Written request:
Check each line of the data for "image" and select those that have it.

Excerpts from a figure dataset:

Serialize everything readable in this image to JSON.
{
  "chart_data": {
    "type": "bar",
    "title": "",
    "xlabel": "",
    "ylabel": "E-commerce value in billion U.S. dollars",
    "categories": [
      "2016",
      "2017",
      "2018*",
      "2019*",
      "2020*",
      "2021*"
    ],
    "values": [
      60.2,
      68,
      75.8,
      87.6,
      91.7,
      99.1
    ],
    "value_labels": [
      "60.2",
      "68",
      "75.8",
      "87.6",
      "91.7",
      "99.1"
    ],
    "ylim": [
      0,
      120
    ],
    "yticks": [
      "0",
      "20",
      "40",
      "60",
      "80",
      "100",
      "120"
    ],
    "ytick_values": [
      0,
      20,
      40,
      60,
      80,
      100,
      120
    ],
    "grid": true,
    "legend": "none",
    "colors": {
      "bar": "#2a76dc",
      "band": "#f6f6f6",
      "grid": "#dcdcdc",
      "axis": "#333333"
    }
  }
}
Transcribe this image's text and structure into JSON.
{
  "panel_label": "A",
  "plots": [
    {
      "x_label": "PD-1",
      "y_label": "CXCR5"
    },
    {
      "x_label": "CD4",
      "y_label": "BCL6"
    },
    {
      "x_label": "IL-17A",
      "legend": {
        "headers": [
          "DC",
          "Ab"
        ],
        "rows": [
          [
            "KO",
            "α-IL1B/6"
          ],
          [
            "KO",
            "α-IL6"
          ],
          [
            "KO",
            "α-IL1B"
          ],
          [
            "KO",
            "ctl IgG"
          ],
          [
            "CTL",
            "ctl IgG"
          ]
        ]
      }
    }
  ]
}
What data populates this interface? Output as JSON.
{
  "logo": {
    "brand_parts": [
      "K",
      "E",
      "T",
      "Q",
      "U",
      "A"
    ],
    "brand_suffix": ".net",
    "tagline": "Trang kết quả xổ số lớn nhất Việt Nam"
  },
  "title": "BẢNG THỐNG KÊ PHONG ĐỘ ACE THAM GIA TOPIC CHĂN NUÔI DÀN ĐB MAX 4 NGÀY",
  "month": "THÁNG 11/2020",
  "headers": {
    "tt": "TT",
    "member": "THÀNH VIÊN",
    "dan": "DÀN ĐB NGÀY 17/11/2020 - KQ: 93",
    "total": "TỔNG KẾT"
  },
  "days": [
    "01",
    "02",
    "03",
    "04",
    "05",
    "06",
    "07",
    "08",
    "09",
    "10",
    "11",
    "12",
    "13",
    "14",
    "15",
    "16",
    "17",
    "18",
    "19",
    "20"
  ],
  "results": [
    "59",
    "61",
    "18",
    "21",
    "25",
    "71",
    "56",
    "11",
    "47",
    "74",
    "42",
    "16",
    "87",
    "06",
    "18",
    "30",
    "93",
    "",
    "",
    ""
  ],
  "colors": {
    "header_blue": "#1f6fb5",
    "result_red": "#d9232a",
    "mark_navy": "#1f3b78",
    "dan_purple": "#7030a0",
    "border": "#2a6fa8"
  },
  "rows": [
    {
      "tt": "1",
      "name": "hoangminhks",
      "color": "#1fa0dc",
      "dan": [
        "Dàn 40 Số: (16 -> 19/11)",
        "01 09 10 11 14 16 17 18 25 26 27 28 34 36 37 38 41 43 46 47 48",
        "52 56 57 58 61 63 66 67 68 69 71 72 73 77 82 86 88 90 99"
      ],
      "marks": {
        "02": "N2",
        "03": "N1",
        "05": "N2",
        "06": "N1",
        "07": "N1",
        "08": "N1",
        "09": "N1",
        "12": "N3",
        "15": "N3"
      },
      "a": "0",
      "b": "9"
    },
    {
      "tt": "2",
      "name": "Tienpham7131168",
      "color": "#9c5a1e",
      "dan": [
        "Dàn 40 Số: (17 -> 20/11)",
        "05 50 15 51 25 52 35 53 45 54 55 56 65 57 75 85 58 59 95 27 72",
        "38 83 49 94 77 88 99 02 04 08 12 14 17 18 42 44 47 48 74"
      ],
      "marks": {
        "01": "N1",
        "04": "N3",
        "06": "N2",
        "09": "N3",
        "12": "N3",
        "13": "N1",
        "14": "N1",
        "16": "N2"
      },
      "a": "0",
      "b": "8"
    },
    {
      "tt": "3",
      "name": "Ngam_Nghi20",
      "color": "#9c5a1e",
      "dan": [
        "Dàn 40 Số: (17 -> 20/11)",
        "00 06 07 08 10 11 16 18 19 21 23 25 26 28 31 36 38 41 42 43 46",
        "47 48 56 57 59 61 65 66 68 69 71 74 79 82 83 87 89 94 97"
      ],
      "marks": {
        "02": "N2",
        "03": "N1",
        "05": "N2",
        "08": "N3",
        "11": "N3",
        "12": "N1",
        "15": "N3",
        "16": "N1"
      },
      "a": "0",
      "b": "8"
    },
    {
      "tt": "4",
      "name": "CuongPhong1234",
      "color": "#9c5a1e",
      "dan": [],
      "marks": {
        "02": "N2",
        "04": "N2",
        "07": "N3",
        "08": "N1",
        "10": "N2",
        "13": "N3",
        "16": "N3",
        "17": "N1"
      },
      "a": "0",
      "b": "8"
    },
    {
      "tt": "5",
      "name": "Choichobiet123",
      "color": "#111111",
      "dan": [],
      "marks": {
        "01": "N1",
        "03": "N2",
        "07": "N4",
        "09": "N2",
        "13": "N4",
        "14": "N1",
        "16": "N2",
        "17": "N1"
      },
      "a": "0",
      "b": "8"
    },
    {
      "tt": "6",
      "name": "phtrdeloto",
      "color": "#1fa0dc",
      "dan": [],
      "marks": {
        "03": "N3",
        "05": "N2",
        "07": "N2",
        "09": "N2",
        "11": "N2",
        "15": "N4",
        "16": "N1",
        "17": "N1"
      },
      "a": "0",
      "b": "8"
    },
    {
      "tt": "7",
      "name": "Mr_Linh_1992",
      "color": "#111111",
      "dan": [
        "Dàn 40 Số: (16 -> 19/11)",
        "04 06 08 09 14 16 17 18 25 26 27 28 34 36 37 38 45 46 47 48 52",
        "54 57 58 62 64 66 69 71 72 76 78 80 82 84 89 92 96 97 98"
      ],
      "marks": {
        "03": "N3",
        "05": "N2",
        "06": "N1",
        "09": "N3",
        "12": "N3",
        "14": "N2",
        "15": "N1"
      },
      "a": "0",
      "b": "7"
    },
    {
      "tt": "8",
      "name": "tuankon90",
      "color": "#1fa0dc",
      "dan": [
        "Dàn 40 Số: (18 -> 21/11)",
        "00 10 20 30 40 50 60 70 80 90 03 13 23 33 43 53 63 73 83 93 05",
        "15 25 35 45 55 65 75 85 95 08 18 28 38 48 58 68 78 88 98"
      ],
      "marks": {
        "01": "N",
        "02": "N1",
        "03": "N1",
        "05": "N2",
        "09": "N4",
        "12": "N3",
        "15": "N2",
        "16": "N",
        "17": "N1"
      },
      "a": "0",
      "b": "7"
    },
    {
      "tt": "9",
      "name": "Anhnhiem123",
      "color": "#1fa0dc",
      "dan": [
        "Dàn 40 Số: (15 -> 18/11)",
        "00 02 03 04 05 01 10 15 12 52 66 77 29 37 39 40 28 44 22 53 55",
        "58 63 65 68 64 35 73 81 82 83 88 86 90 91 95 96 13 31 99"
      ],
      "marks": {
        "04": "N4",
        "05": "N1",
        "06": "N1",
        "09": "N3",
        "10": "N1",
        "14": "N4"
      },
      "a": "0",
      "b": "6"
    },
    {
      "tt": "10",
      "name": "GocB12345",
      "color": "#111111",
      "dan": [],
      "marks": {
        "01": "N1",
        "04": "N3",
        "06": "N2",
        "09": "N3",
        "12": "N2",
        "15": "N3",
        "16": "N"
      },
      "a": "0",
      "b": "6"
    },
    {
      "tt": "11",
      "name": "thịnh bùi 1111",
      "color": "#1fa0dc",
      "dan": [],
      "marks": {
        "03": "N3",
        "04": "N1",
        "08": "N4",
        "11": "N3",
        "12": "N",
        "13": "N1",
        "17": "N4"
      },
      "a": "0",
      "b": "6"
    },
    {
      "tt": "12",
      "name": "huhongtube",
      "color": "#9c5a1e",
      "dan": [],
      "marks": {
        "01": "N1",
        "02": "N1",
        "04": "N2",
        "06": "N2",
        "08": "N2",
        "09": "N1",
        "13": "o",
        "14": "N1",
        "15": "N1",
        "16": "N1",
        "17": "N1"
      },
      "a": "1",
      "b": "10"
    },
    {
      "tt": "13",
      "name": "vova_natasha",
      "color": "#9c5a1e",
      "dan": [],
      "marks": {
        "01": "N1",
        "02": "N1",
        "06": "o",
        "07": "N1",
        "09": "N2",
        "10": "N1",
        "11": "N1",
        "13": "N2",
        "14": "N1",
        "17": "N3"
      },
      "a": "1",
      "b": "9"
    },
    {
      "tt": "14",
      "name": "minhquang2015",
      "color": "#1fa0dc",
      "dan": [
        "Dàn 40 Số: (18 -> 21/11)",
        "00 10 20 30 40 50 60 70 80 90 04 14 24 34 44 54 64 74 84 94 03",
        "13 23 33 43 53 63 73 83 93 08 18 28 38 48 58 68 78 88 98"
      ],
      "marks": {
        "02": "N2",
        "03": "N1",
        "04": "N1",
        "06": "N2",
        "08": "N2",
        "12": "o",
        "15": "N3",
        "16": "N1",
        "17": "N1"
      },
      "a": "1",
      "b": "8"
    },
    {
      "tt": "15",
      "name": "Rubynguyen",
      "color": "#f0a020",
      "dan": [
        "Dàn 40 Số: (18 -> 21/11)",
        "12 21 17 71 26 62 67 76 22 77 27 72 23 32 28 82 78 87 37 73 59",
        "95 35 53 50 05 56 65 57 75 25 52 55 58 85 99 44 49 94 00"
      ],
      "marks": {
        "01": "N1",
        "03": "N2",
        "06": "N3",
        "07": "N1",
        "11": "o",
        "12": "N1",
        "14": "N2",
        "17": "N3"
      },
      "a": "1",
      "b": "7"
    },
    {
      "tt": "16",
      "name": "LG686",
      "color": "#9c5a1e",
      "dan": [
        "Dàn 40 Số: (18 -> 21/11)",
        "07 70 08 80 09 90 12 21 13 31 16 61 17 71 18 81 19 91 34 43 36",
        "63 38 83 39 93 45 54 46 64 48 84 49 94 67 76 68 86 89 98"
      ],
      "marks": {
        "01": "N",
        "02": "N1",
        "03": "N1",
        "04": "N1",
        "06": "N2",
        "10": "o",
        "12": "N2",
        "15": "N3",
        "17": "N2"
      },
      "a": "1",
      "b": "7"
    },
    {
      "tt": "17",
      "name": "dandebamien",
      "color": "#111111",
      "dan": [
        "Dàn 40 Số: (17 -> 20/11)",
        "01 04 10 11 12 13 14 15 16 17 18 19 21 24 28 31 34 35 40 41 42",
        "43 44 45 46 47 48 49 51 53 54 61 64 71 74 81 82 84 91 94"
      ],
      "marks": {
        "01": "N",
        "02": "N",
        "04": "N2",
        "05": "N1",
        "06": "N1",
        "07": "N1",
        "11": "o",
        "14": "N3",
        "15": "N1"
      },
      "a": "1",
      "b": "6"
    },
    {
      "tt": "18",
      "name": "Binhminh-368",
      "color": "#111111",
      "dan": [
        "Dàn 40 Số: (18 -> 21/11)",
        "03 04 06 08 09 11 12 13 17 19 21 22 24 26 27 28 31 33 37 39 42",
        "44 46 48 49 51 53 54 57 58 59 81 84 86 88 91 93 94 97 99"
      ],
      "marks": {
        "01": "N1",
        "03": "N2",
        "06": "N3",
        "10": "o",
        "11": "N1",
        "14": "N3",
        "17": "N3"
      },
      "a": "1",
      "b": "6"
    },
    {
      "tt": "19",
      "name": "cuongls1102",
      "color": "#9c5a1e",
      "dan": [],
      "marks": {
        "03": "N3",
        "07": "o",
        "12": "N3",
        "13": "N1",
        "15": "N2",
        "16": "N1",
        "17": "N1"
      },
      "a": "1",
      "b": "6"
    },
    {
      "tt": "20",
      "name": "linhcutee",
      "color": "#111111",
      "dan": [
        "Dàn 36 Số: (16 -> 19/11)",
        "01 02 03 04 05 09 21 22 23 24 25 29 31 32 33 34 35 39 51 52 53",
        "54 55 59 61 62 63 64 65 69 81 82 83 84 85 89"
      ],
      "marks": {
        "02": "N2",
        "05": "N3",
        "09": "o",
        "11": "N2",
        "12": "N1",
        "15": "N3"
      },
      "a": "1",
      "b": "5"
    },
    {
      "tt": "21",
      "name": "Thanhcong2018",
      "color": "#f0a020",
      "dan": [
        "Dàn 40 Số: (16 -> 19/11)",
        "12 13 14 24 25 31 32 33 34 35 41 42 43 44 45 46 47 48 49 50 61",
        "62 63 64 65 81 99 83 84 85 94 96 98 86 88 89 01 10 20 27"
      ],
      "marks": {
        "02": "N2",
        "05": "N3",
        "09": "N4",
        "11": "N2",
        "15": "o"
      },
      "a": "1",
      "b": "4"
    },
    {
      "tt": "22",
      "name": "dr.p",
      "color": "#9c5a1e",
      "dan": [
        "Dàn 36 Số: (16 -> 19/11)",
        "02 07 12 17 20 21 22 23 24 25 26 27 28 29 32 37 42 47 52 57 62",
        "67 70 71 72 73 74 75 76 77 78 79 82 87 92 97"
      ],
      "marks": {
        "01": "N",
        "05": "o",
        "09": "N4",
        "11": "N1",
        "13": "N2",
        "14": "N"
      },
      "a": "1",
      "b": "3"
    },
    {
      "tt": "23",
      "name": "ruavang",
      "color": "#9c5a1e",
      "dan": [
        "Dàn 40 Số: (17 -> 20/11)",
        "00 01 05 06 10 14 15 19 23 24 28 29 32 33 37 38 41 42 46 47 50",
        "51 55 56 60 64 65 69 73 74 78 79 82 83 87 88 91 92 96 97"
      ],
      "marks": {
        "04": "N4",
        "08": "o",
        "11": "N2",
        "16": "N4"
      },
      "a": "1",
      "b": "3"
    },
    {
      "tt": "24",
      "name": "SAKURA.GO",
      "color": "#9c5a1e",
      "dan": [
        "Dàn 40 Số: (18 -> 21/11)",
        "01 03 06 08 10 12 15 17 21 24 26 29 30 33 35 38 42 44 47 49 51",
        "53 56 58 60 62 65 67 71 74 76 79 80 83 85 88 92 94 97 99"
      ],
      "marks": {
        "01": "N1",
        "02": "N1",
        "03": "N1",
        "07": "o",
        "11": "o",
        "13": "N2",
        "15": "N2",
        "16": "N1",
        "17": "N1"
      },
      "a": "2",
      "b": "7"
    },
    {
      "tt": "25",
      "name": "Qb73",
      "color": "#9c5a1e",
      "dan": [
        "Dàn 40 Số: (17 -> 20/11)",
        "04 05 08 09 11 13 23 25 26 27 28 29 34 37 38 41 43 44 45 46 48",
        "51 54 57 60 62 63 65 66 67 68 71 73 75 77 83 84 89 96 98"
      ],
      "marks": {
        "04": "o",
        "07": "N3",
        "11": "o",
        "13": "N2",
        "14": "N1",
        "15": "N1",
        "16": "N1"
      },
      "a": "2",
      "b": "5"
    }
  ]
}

Correct result:
Serialize everything readable in this image to JSON.
Transcribe this image's text and structure into JSON.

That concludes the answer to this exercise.